## start Records for this exercise

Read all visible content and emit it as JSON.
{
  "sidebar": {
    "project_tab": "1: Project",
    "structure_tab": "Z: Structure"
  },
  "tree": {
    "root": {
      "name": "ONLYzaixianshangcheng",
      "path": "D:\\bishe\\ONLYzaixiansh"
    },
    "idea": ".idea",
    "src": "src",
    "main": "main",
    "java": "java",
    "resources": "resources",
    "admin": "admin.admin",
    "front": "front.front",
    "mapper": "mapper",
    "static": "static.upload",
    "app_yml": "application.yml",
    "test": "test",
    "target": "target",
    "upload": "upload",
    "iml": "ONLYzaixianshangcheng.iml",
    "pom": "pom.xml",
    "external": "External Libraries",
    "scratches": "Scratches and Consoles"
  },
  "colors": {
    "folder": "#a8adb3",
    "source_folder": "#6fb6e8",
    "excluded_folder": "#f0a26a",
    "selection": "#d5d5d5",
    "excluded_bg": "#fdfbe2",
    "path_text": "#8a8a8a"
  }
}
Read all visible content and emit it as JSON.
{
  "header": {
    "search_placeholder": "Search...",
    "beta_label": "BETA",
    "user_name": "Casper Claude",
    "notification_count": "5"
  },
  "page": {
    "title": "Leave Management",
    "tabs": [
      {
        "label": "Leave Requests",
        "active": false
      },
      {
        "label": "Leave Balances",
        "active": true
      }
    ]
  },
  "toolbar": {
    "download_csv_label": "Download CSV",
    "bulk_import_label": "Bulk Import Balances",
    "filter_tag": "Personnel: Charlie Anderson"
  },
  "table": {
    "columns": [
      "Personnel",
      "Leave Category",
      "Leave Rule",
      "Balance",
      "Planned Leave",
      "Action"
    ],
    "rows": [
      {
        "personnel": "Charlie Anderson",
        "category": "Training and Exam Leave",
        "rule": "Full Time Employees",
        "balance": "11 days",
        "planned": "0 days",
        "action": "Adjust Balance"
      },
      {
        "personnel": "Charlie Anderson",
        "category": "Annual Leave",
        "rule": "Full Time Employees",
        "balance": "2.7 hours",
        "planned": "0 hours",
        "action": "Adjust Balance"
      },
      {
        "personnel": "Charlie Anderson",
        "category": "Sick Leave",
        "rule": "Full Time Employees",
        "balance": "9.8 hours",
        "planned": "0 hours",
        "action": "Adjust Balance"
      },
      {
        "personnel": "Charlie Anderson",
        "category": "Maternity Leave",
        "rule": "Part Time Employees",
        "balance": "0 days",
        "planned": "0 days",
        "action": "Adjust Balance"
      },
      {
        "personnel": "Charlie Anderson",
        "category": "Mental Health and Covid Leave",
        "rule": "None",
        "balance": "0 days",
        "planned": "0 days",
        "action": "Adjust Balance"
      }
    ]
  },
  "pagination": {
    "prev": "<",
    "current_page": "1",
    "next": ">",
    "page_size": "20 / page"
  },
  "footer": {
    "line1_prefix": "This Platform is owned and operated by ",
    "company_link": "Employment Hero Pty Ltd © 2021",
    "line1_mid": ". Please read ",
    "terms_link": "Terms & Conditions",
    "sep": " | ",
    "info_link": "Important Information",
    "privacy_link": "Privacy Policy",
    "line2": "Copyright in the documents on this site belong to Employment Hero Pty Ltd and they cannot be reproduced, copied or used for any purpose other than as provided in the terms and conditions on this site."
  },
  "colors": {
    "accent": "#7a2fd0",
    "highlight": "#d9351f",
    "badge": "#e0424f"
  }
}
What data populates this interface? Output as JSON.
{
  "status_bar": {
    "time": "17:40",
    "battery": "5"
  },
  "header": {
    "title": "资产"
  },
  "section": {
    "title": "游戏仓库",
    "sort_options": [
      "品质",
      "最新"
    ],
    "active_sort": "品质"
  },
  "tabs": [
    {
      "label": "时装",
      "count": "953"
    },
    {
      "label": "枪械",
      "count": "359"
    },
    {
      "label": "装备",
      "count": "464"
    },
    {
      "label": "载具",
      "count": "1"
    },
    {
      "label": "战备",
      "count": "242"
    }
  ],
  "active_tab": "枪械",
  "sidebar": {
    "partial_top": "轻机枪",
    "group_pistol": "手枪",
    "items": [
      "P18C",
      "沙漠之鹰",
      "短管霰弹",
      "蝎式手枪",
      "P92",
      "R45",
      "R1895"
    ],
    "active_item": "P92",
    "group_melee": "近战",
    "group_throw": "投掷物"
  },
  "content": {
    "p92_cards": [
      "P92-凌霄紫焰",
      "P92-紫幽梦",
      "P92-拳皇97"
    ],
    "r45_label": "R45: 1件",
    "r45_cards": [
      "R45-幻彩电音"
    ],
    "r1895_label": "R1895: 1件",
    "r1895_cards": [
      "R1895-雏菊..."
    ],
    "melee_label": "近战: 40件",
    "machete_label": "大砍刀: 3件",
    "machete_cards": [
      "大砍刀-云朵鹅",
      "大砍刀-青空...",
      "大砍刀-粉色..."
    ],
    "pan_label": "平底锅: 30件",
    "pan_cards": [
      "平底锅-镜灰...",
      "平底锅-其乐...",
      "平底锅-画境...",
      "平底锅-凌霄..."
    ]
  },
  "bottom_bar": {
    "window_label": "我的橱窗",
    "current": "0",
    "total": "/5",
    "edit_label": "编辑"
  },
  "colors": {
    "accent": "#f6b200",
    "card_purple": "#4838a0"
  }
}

## end Records for this exercise

Word for word, quote all of the data above.

Read all visible content and emit it as JSON.
{
  "sidebar": {
    "project_tab": "1: Project",
    "structure_tab": "Z: Structure"
  },
  "tree": {
    "root": {
      "name": "ONLYzaixianshangcheng",
      "path": "D:\\bishe\\ONLYzaixiansh"
    },
    "idea": ".idea",
    "src": "src",
    "main": "main",
    "java": "java",
    "resources": "resources",
    "admin": "admin.admin",
    "front": "front.front",
    "mapper": "mapper",
    "static": "static.upload",
    "app_yml": "application.yml",
    "test": "test",
    "target": "target",
    "upload": "upload",
    "iml": "ONLYzaixianshangcheng.iml",
    "pom": "pom.xml",
    "external": "External Libraries",
    "scratches": "Scratches and Consoles"
  },
  "colors": {
    "folder": "#a8adb3",
    "source_folder": "#6fb6e8",
    "excluded_folder": "#f0a26a",
    "selection": "#d5d5d5",
    "excluded_bg": "#fdfbe2",
    "path_text": "#8a8a8a"
  }
}
Read all visible content and emit it as JSON.
{
  "header": {
    "search_placeholder": "Search...",
    "beta_label": "BETA",
    "user_name": "Casper Claude",
    "notification_count": "5"
  },
  "page": {
    "title": "Leave Management",
    "tabs": [
      {
        "label": "Leave Requests",
        "active": false
      },
      {
        "label": "Leave Balances",
        "active": true
      }
    ]
  },
  "toolbar": {
    "download_csv_label": "Download CSV",
    "bulk_import_label": "Bulk Import Balances",
    "filter_tag": "Personnel: Charlie Anderson"
  },
  "table": {
    "columns": [
      "Personnel",
      "Leave Category",
      "Leave Rule",
      "Balance",
      "Planned Leave",
      "Action"
    ],
    "rows": [
      {
        "personnel": "Charlie Anderson",
        "category": "Training and Exam Leave",
        "rule": "Full Time Employees",
        "balance": "11 days",
        "planned": "0 days",
        "action": "Adjust Balance"
      },
      {
        "personnel": "Charlie Anderson",
        "category": "Annual Leave",
        "rule": "Full Time Employees",
        "balance": "2.7 hours",
        "planned": "0 hours",
        "action": "Adjust Balance"
      },
      {
        "personnel": "Charlie Anderson",
        "category": "Sick Leave",
        "rule": "Full Time Employees",
        "balance": "9.8 hours",
        "planned": "0 hours",
        "action": "Adjust Balance"
      },
      {
        "personnel": "Charlie Anderson",
        "category": "Maternity Leave",
        "rule": "Part Time Employees",
        "balance": "0 days",
        "planned": "0 days",
        "action": "Adjust Balance"
      },
      {
        "personnel": "Charlie Anderson",
        "category": "Mental Health and Covid Leave",
        "rule": "None",
        "balance": "0 days",
        "planned": "0 days",
        "action": "Adjust Balance"
      }
    ]
  },
  "pagination": {
    "prev": "<",
    "current_page": "1",
    "next": ">",
    "page_size": "20 / page"
  },
  "footer": {
    "line1_prefix": "This Platform is owned and operated by ",
    "company_link": "Employment Hero Pty Ltd © 2021",
    "line1_mid": ". Please read ",
    "terms_link": "Terms & Conditions",
    "sep": " | ",
    "info_link": "Important Information",
    "privacy_link": "Privacy Policy",
    "line2": "Copyright in the documents on this site belong to Employment Hero Pty Ltd and they cannot be reproduced, copied or used for any purpose other than as provided in the terms and conditions on this site."
  },
  "colors": {
    "accent": "#7a2fd0",
    "highlight": "#d9351f",
    "badge": "#e0424f"
  }
}
What data populates this interface? Output as JSON.
{
  "status_bar": {
    "time": "17:40",
    "battery": "5"
  },
  "header": {
    "title": "资产"
  },
  "section": {
    "title": "游戏仓库",
    "sort_options": [
      "品质",
      "最新"
    ],
    "active_sort": "品质"
  },
  "tabs": [
    {
      "label": "时装",
      "count": "953"
    },
    {
      "label": "枪械",
      "count": "359"
    },
    {
      "label": "装备",
      "count": "464"
    },
    {
      "label": "载具",
      "count": "1"
    },
    {
      "label": "战备",
      "count": "242"
    }
  ],
  "active_tab": "枪械",
  "sidebar": {
    "partial_top": "轻机枪",
    "group_pistol": "手枪",
    "items": [
      "P18C",
      "沙漠之鹰",
      "短管霰弹",
      "蝎式手枪",
      "P92",
      "R45",
      "R1895"
    ],
    "active_item": "P92",
    "group_melee": "近战",
    "group_throw": "投掷物"
  },
  "content": {
    "p92_cards": [
      "P92-凌霄紫焰",
      "P92-紫幽梦",
      "P92-拳皇97"
    ],
    "r45_label": "R45: 1件",
    "r45_cards": [
      "R45-幻彩电音"
    ],
    "r1895_label": "R1895: 1件",
    "r1895_cards": [
      "R1895-雏菊..."
    ],
    "melee_label": "近战: 40件",
    "machete_label": "大砍刀: 3件",
    "machete_cards": [
      "大砍刀-云朵鹅",
      "大砍刀-青空...",
      "大砍刀-粉色..."
    ],
    "pan_label": "平底锅: 30件",
    "pan_cards": [
      "平底锅-镜灰...",
      "平底锅-其乐...",
      "平底锅-画境...",
      "平底锅-凌霄..."
    ]
  },
  "bottom_bar": {
    "window_label": "我的橱窗",
    "current": "0",
    "total": "/5",
    "edit_label": "编辑"
  },
  "colors": {
    "accent": "#f6b200",
    "card_purple": "#4838a0"
  }
}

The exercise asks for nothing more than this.